Task statement: Copy every line of the data that contains the string "York".

Supplied material:

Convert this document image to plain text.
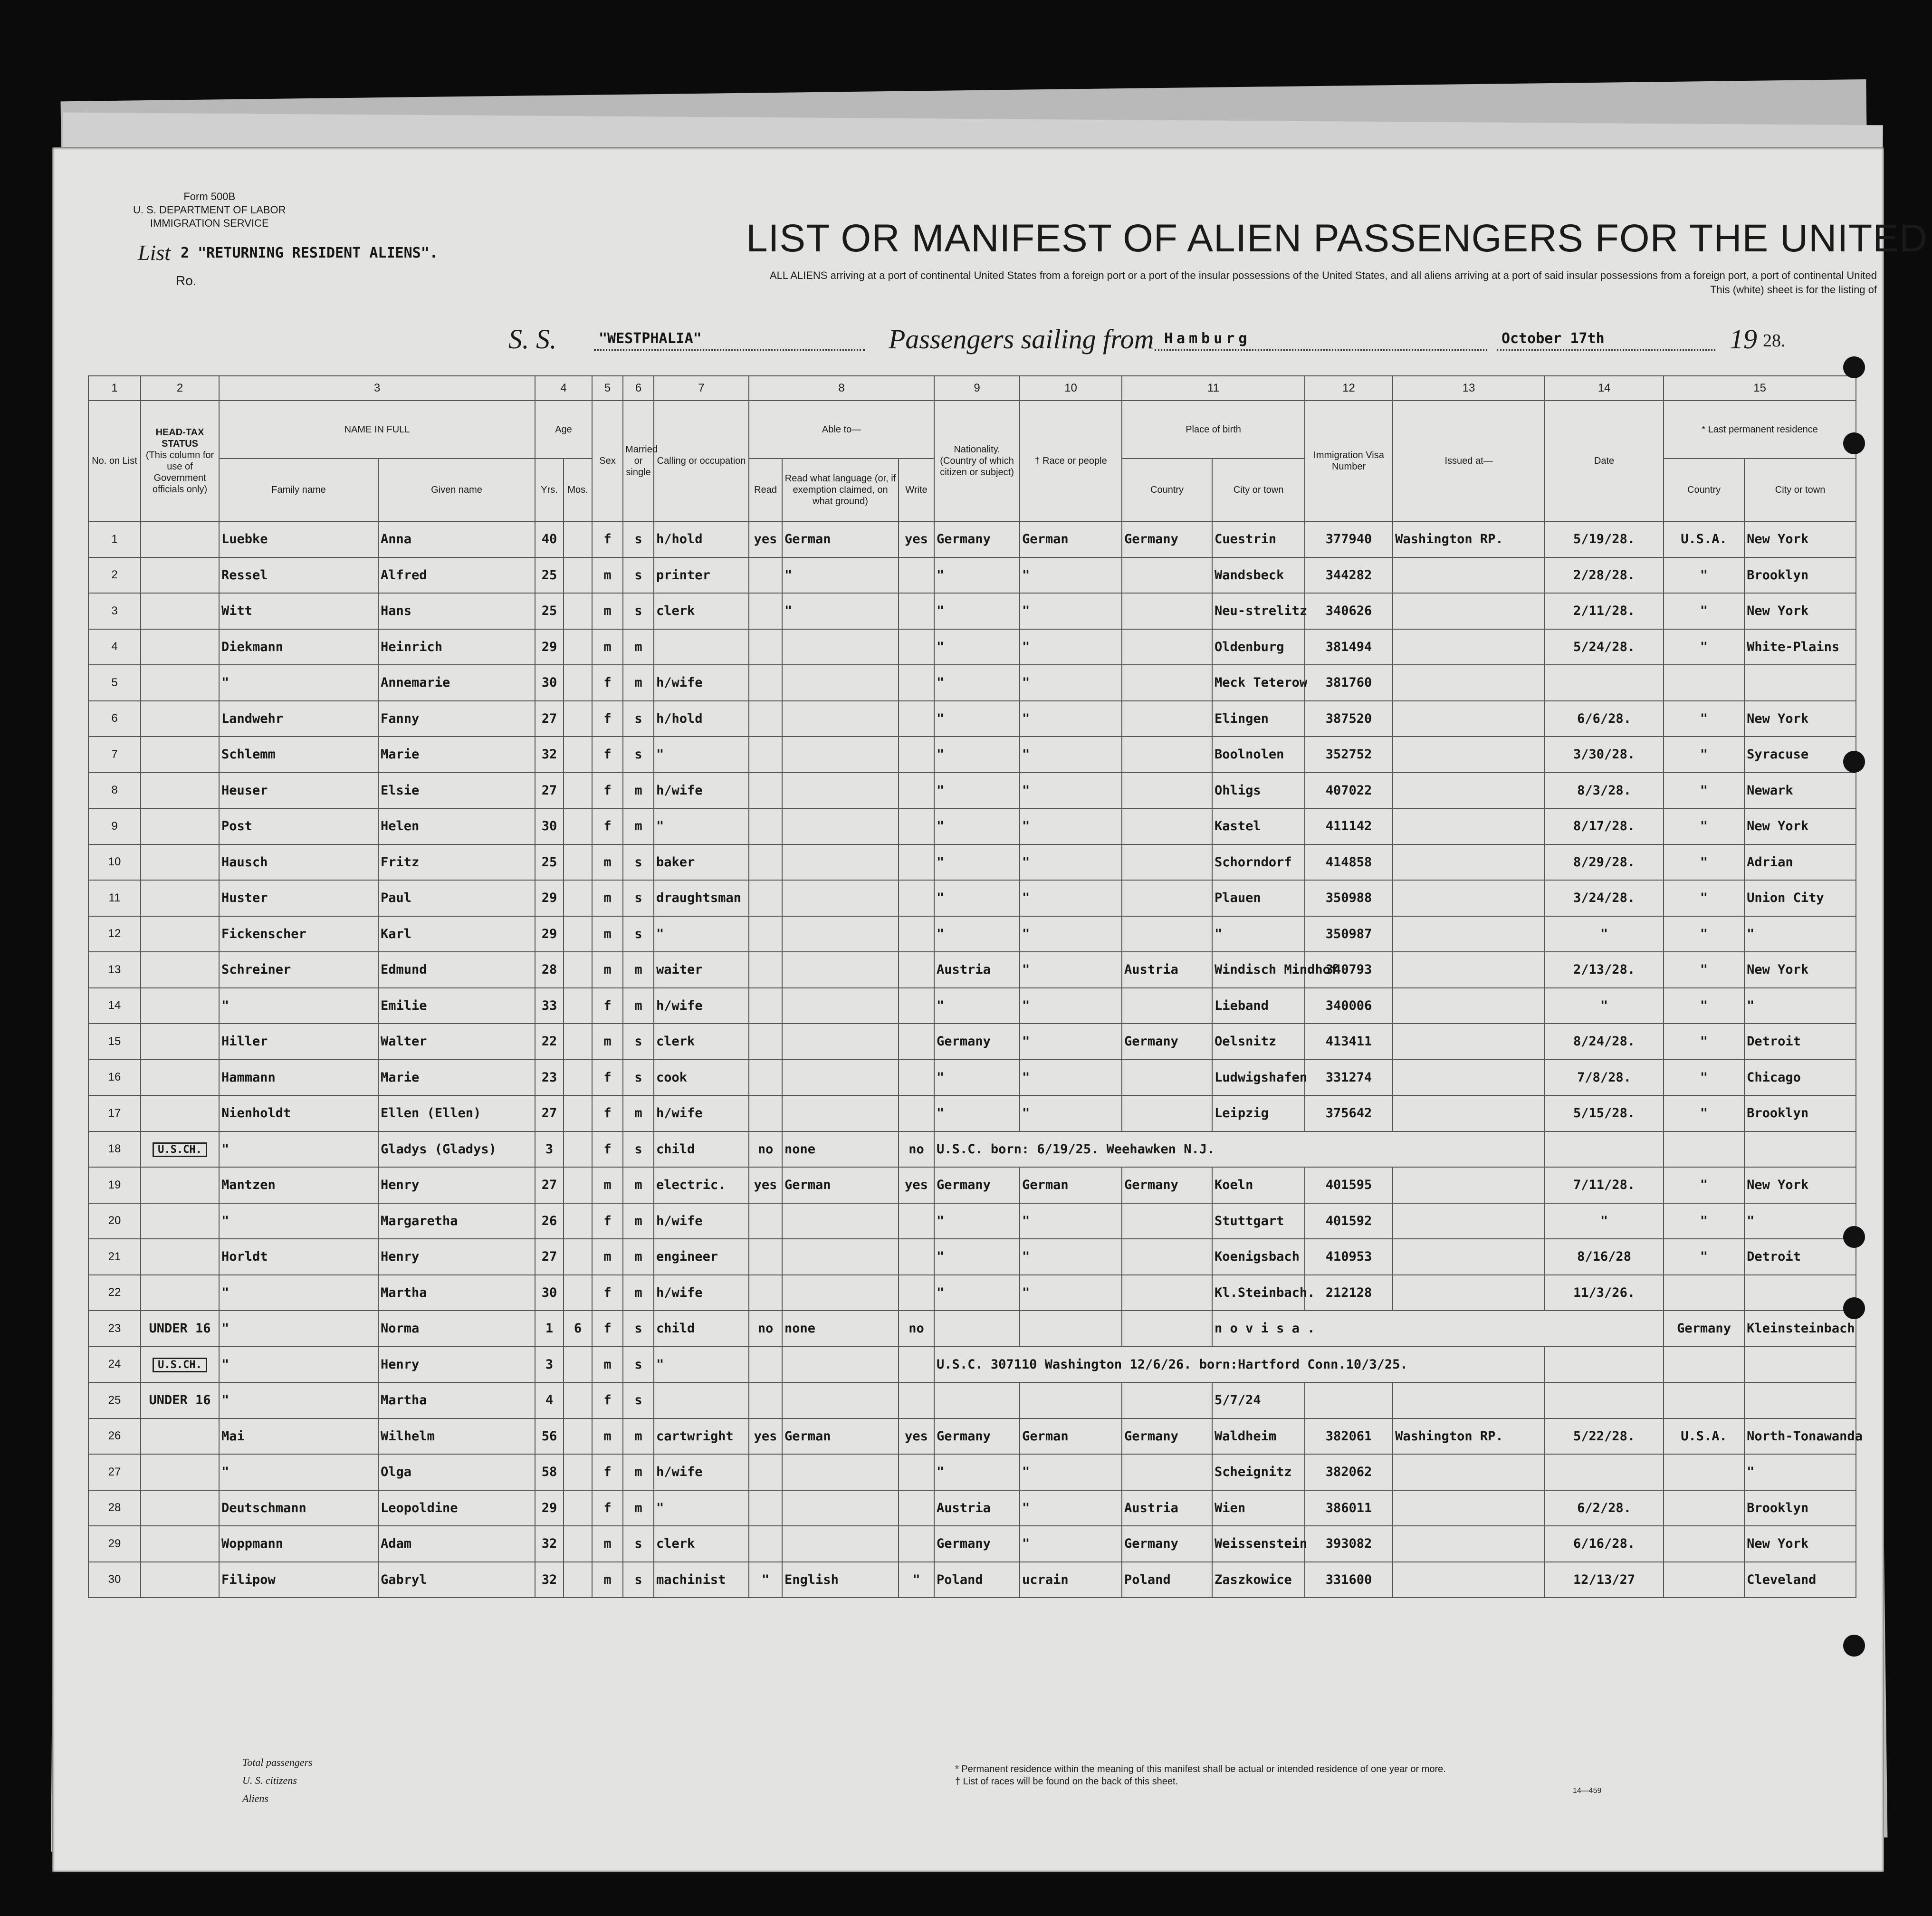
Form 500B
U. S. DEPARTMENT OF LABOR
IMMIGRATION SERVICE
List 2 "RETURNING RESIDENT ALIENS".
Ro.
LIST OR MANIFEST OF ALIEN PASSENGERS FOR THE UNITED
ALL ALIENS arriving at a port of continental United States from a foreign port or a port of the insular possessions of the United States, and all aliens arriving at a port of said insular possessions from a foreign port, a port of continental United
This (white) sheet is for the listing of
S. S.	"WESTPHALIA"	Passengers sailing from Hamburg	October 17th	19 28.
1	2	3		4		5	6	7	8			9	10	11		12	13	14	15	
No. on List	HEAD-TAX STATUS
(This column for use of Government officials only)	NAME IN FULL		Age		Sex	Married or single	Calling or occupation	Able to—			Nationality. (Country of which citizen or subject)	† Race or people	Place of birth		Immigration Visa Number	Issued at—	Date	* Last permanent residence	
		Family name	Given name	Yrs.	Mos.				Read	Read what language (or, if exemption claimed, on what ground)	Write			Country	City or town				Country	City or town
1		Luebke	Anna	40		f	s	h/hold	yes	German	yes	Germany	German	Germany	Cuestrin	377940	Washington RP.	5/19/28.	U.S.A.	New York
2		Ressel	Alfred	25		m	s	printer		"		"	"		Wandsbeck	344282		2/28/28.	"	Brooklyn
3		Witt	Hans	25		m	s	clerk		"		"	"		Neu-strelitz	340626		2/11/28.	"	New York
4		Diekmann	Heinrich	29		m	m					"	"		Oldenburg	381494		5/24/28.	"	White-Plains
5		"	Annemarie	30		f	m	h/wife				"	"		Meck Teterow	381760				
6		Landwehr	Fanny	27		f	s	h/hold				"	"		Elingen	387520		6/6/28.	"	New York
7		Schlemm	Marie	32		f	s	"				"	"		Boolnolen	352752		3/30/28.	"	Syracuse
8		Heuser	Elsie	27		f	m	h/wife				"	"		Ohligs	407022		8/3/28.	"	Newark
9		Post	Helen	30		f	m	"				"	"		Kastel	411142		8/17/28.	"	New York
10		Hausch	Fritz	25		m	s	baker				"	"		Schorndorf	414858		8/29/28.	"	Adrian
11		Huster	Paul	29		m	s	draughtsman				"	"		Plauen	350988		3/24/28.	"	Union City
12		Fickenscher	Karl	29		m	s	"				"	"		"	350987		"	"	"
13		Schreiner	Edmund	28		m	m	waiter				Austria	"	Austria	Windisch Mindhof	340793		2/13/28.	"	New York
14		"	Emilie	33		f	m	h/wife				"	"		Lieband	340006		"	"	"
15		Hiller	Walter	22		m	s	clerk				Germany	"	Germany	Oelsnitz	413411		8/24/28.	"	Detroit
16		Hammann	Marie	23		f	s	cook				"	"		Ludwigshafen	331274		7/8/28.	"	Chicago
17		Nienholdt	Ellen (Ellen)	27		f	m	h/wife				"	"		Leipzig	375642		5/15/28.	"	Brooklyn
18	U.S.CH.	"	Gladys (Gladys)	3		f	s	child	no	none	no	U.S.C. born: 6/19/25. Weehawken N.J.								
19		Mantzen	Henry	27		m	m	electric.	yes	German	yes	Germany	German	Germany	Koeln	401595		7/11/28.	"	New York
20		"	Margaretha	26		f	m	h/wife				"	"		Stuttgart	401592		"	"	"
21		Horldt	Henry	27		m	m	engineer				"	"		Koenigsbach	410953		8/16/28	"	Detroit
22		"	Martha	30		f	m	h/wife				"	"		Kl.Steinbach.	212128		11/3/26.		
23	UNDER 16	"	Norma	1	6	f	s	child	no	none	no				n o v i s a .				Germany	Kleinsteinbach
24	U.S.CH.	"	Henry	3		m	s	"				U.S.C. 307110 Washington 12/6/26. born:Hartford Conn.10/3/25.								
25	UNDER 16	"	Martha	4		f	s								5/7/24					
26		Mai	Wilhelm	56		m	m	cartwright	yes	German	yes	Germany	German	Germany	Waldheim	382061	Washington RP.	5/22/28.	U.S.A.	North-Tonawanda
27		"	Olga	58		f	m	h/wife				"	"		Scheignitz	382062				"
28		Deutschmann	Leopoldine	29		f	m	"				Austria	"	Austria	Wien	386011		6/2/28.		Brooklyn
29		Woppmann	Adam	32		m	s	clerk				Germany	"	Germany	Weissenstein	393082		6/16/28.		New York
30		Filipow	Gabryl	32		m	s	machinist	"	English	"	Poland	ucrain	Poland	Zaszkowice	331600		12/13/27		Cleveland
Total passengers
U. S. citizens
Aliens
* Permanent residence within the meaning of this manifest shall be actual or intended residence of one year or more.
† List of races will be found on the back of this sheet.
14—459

Reply to the exercise:
1		Luebke	Anna	40		f	s	h/hold	yes	German	yes	Germany	German	Germany	Cuestrin	377940	Washington RP.	5/19/28.	U.S.A.	New York
3		Witt	Hans	25		m	s	clerk		"		"	"		Neu-strelitz	340626		2/11/28.	"	New York
6		Landwehr	Fanny	27		f	s	h/hold				"	"		Elingen	387520		6/6/28.	"	New York
9		Post	Helen	30		f	m	"				"	"		Kastel	411142		8/17/28.	"	New York
13		Schreiner	Edmund	28		m	m	waiter				Austria	"	Austria	Windisch Mindhof	340793		2/13/28.	"	New York
19		Mantzen	Henry	27		m	m	electric.	yes	German	yes	Germany	German	Germany	Koeln	401595		7/11/28.	"	New York
29		Woppmann	Adam	32		m	s	clerk				Germany	"	Germany	Weissenstein	393082		6/16/28.		New York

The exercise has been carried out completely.